(Dataset excerpt)
------------------------------------------------------------

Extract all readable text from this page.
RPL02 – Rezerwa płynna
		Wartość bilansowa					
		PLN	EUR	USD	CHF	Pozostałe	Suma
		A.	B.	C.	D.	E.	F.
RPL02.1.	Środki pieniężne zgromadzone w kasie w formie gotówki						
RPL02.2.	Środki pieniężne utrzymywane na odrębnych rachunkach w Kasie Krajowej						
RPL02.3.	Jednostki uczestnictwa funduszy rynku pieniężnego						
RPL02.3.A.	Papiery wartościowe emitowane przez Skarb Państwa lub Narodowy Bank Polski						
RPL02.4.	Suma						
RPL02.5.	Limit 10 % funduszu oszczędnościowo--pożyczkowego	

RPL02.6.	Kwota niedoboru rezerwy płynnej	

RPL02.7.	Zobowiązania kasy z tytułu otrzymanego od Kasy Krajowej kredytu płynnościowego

------------------------------------------------------------

> [DIRECTIVE]
Lines in the records that hold the word "Suma" are to be counted; give only the total.

> [REPLY]
2